[Your task]: Whenever a line contains the string "poświadczone", copy it out of the entries.

[Records provided]:
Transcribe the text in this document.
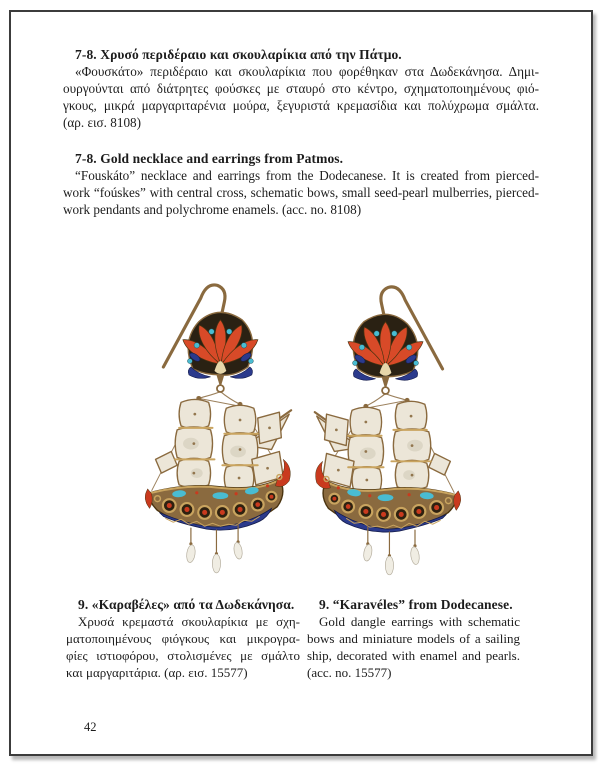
7-8. Χρυσό περιδέραιο και σκουλαρίκια από την Πάτμο.
«Φουσκάτο» περιδέραιο και σκουλαρίκια που φορέθηκαν στα Δωδεκάνησα. Δημι-
ουργούνται από διάτρητες φούσκες με σταυρό στο κέντρο, σχηματοποιημένους φιό-
γκους, μικρά μαργαριταρένια μούρα, ξεγυριστά κρεμασίδια και πολύχρωμα σμάλτα.
(αρ. εισ. 8108)
7-8. Gold necklace and earrings from Patmos.
“Fouskáto” necklace and earrings from the Dodecanese. It is created from pierced-
work “foúskes” with central cross, schematic bows, small seed-pearl mulberries, pierced-
work pendants and polychrome enamels. (acc. no. 8108)
9. «Καραβέλες» από τα Δωδεκάνησα.
Χρυσά κρεμαστά σκουλαρίκια με σχη-
ματοποιημένους φιόγκους και μικρογρα-
φίες ιστιοφόρου, στολισμένες με σμάλτο
και μαργαριτάρια. (αρ. εισ. 15577)
9. “Karavéles” from Dodecanese.
Gold dangle earrings with schematic
bows and miniature models of a sailing
ship, decorated with enamel and pearls.
(acc. no. 15577)
42
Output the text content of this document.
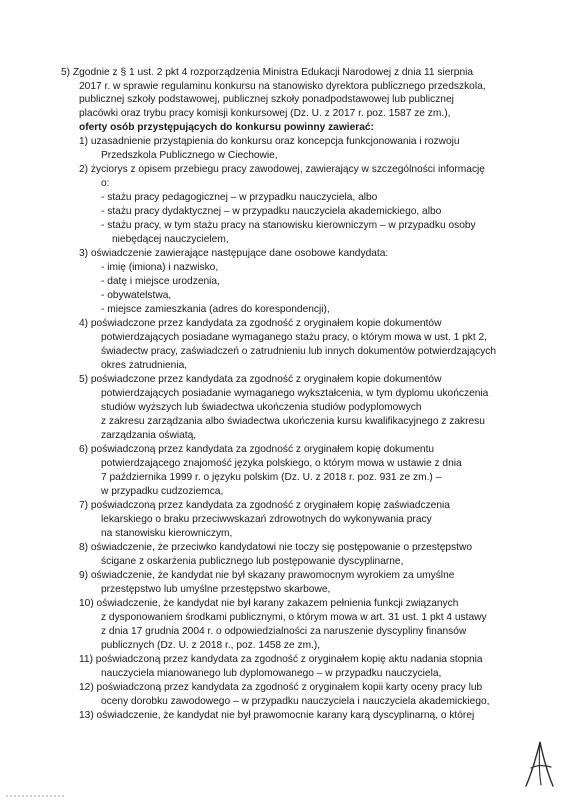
5) Zgodnie z § 1 ust. 2 pkt 4 rozporządzenia Ministra Edukacji Narodowej z dnia 11 sierpnia
2017 r. w sprawie regulaminu konkursu na stanowisko dyrektora publicznego przedszkola,
publicznej szkoły podstawowej, publicznej szkoły ponadpodstawowej lub publicznej
placówki oraz trybu pracy komisji konkursowej (Dz. U. z 2017 r. poz. 1587 ze zm.),
oferty osób przystępujących do konkursu powinny zawierać:
1) uzasadnienie przystąpienia do konkursu oraz koncepcja funkcjonowania i rozwoju
Przedszkola Publicznego w Ciechowie,
2) życiorys z opisem przebiegu pracy zawodowej, zawierający w szczególności informację
o:
- stażu pracy pedagogicznej – w przypadku nauczyciela, albo
- stażu pracy dydaktycznej – w przypadku nauczyciela akademickiego, albo
- stażu pracy, w tym stażu pracy na stanowisku kierowniczym – w przypadku osoby
niebędącej nauczycielem,
3) oświadczenie zawierające następujące dane osobowe kandydata:
- imię (imiona) i nazwisko,
- datę i miejsce urodzenia,
- obywatelstwa,
- miejsce zamieszkania (adres do korespondencji),
4) poświadczone przez kandydata za zgodność z oryginałem kopie dokumentów
potwierdzających posiadane wymaganego stażu pracy, o którym mowa w ust. 1 pkt 2,
świadectw pracy, zaświadczeń o zatrudnieniu lub innych dokumentów potwierdzających
okres zatrudnienia,
5) poświadczone przez kandydata za zgodność z oryginałem kopie dokumentów
potwierdzających posiadanie wymaganego wykształcenia, w tym dyplomu ukończenia
studiów wyższych lub świadectwa ukończenia studiów podyplomowych
z zakresu zarządzania albo świadectwa ukończenia kursu kwalifikacyjnego z zakresu
zarządzania oświatą,
6) poświadczoną przez kandydata za zgodność z oryginałem kopię dokumentu
potwierdzającego znajomość języka polskiego, o którym mowa w ustawie z dnia
7 października 1999 r. o języku polskim (Dz. U. z 2018 r. poz. 931 ze zm.) –
w przypadku cudzoziemca,
7) poświadczoną przez kandydata za zgodność z oryginałem kopię zaświadczenia
lekarskiego o braku przeciwwskazań zdrowotnych do wykonywania pracy
na stanowisku kierowniczym,
8) oświadczenie, że przeciwko kandydatowi nie toczy się postępowanie o przestępstwo
ścigane z oskarżenia publicznego lub postępowanie dyscyplinarne,
9) oświadczenie, że kandydat nie był skazany prawomocnym wyrokiem za umyślne
przestępstwo lub umyślne przestępstwo skarbowe,
10) oświadczenie, że kandydat nie był karany zakazem pełnienia funkcji związanych
z dysponowaniem środkami publicznymi, o którym mowa w art. 31 ust. 1 pkt 4 ustawy
z dnia 17 grudnia 2004 r. o odpowiedzialności za naruszenie dyscypliny finansów
publicznych (Dz. U. z 2018 r., poz. 1458 ze zm.),
11) poświadczoną przez kandydata za zgodność z oryginałem kopię aktu nadania stopnia
nauczyciela mianowanego lub dyplomowanego – w przypadku nauczyciela,
12) poświadczoną przez kandydata za zgodność z oryginałem kopii karty oceny pracy lub
oceny dorobku zawodowego – w przypadku nauczyciela i nauczyciela akademickiego,
13) oświadczenie, że kandydat nie był prawomocnie karany karą dyscyplinarną, o której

[Task output]:
4) poświadczone przez kandydata za zgodność z oryginałem kopie dokumentów
5) poświadczone przez kandydata za zgodność z oryginałem kopie dokumentów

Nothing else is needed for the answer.